Work to complete: Each record needs to be echoed exactly; can you do that?

Stored dataset items
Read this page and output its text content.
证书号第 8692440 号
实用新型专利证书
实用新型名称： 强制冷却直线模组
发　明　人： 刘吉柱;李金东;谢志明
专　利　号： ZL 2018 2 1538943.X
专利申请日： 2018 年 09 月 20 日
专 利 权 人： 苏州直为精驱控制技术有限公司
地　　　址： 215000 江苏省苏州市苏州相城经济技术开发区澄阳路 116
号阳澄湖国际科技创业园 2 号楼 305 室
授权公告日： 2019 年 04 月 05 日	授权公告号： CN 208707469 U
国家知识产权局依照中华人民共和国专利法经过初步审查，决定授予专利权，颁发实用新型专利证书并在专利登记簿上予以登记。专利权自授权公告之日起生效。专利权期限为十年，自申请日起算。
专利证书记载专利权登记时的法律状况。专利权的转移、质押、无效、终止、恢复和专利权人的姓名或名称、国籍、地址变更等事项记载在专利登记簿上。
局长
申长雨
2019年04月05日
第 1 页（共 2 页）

Task response:
Read this page and output its text content.
证书号第 8692440 号
实用新型专利证书
实用新型名称： 强制冷却直线模组
发　明　人： 刘吉柱;李金东;谢志明
专　利　号： ZL 2018 2 1538943.X
专利申请日： 2018 年 09 月 20 日
专 利 权 人： 苏州直为精驱控制技术有限公司
地　　　址： 215000 江苏省苏州市苏州相城经济技术开发区澄阳路 116
号阳澄湖国际科技创业园 2 号楼 305 室
授权公告日： 2019 年 04 月 05 日	授权公告号： CN 208707469 U
国家知识产权局依照中华人民共和国专利法经过初步审查，决定授予专利权，颁发实用新型专利证书并在专利登记簿上予以登记。专利权自授权公告之日起生效。专利权期限为十年，自申请日起算。
专利证书记载专利权登记时的法律状况。专利权的转移、质押、无效、终止、恢复和专利权人的姓名或名称、国籍、地址变更等事项记载在专利登记簿上。
局长
申长雨
2019年04月05日
第 1 页（共 2 页）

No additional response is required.